[Some records]
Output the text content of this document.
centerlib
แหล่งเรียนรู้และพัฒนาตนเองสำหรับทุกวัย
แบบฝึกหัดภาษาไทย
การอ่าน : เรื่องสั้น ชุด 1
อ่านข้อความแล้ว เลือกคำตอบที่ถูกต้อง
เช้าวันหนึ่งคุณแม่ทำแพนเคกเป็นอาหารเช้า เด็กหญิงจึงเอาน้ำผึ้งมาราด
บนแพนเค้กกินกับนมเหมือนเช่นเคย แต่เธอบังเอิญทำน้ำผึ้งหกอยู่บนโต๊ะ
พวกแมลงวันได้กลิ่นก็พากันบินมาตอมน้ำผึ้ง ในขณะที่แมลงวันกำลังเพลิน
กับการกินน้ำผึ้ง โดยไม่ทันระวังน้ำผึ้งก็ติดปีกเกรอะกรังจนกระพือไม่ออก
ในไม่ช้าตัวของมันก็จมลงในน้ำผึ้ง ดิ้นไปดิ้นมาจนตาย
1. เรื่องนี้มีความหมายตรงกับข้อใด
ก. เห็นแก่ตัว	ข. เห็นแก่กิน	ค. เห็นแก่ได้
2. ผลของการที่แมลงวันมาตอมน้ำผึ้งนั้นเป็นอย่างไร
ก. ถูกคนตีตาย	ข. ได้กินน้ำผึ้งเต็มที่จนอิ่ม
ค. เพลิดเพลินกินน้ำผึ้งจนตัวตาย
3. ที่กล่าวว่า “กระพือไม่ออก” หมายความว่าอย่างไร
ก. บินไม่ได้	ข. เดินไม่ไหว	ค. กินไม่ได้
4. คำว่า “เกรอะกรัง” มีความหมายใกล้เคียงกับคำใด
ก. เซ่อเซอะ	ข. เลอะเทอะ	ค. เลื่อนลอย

◆ **Description of the task**
Write out every line from the records above, word for word.

◆ **Output below**
Output the text content of this document.
centerlib
แหล่งเรียนรู้และพัฒนาตนเองสำหรับทุกวัย
แบบฝึกหัดภาษาไทย
การอ่าน : เรื่องสั้น ชุด 1
อ่านข้อความแล้ว เลือกคำตอบที่ถูกต้อง
เช้าวันหนึ่งคุณแม่ทำแพนเคกเป็นอาหารเช้า เด็กหญิงจึงเอาน้ำผึ้งมาราด
บนแพนเค้กกินกับนมเหมือนเช่นเคย แต่เธอบังเอิญทำน้ำผึ้งหกอยู่บนโต๊ะ
พวกแมลงวันได้กลิ่นก็พากันบินมาตอมน้ำผึ้ง ในขณะที่แมลงวันกำลังเพลิน
กับการกินน้ำผึ้ง โดยไม่ทันระวังน้ำผึ้งก็ติดปีกเกรอะกรังจนกระพือไม่ออก
ในไม่ช้าตัวของมันก็จมลงในน้ำผึ้ง ดิ้นไปดิ้นมาจนตาย
1. เรื่องนี้มีความหมายตรงกับข้อใด
ก. เห็นแก่ตัว	ข. เห็นแก่กิน	ค. เห็นแก่ได้
2. ผลของการที่แมลงวันมาตอมน้ำผึ้งนั้นเป็นอย่างไร
ก. ถูกคนตีตาย	ข. ได้กินน้ำผึ้งเต็มที่จนอิ่ม
ค. เพลิดเพลินกินน้ำผึ้งจนตัวตาย
3. ที่กล่าวว่า “กระพือไม่ออก” หมายความว่าอย่างไร
ก. บินไม่ได้	ข. เดินไม่ไหว	ค. กินไม่ได้
4. คำว่า “เกรอะกรัง” มีความหมายใกล้เคียงกับคำใด
ก. เซ่อเซอะ	ข. เลอะเทอะ	ค. เลื่อนลอย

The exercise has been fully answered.